[begin ROWS]

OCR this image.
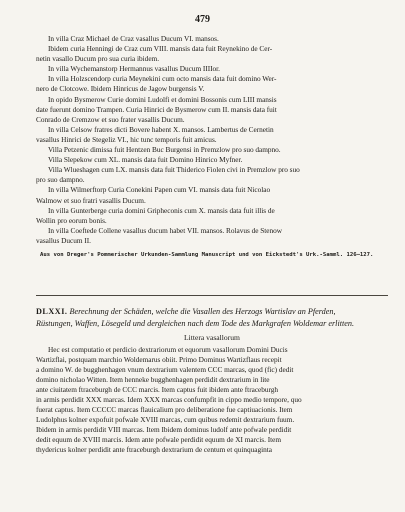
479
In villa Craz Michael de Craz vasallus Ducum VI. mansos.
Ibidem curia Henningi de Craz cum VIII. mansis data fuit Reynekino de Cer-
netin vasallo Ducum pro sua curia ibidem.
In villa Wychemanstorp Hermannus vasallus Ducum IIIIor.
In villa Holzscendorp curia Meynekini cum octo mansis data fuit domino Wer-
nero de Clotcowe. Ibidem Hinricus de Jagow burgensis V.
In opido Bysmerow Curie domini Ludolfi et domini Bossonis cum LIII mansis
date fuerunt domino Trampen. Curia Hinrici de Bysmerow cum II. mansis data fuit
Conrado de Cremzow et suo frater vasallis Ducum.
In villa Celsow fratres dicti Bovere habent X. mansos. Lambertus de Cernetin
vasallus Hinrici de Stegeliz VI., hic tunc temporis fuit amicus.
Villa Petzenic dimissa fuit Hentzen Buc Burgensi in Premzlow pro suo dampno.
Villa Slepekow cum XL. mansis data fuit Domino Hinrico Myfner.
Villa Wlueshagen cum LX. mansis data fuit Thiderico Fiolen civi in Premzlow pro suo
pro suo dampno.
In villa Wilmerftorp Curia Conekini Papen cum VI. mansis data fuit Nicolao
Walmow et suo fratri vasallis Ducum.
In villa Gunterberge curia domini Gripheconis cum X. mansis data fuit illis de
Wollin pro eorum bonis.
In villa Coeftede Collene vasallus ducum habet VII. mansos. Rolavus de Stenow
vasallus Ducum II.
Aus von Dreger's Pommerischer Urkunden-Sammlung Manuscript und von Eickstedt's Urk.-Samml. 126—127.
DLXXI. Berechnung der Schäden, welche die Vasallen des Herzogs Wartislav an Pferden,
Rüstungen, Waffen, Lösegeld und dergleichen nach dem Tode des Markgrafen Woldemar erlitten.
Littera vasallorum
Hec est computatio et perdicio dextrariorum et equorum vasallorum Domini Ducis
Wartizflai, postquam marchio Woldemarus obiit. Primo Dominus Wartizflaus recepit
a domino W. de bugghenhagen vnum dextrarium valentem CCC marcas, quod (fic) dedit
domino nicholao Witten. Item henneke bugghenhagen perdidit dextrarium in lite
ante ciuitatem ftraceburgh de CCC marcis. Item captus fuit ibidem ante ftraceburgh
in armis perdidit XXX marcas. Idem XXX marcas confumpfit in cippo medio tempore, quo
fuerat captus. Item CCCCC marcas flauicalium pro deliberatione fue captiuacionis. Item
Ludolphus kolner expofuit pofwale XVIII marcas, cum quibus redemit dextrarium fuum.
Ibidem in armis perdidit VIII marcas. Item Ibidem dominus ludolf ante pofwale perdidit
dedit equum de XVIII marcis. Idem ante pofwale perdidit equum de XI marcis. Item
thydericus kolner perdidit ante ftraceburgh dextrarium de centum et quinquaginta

[end ROWS]
[begin ROWS]

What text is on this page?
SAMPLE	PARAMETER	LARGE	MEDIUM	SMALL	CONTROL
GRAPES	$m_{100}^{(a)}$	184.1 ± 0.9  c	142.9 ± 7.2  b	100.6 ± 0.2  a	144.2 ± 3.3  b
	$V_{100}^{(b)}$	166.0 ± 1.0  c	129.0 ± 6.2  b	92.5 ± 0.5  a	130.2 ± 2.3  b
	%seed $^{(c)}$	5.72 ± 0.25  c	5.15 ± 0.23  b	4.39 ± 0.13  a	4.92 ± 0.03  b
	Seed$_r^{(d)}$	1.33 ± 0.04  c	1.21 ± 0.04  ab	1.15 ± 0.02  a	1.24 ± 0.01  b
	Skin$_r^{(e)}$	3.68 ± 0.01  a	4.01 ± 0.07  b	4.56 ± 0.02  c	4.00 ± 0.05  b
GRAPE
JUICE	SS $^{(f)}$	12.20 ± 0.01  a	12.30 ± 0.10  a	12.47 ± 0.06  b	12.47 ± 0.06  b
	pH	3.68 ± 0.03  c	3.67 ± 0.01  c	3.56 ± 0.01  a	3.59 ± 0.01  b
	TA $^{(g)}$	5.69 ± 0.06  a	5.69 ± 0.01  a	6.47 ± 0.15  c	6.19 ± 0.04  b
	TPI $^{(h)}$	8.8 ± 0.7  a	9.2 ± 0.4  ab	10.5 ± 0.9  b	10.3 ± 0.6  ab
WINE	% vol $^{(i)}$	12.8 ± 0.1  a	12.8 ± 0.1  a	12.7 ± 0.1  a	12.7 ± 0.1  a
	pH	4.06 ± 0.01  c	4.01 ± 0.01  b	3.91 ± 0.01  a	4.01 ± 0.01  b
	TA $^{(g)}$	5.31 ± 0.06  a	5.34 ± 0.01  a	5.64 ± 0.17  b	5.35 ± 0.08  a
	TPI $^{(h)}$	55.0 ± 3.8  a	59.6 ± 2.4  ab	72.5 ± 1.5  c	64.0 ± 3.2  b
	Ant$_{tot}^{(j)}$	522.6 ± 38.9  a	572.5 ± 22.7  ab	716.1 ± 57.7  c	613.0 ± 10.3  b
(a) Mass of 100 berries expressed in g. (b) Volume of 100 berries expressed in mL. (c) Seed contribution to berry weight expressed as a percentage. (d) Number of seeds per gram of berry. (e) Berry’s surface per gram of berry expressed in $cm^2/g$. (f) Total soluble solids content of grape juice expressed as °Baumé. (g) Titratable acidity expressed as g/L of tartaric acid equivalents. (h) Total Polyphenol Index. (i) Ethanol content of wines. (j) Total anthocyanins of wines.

[end ROWS]

■ OBJECTIVE:
Which lines contain the word "dextrarium"? Return each of them.

■ ANSWER BELOW:
a domino W. de bugghenhagen vnum dextrarium valentem CCC marcas, quod (fic) dedit
domino nicholao Witten. Item henneke bugghenhagen perdidit dextrarium in lite
Ludolphus kolner expofuit pofwale XVIII marcas, cum quibus redemit dextrarium fuum.
thydericus kolner perdidit ante ftraceburgh dextrarium de centum et quinquaginta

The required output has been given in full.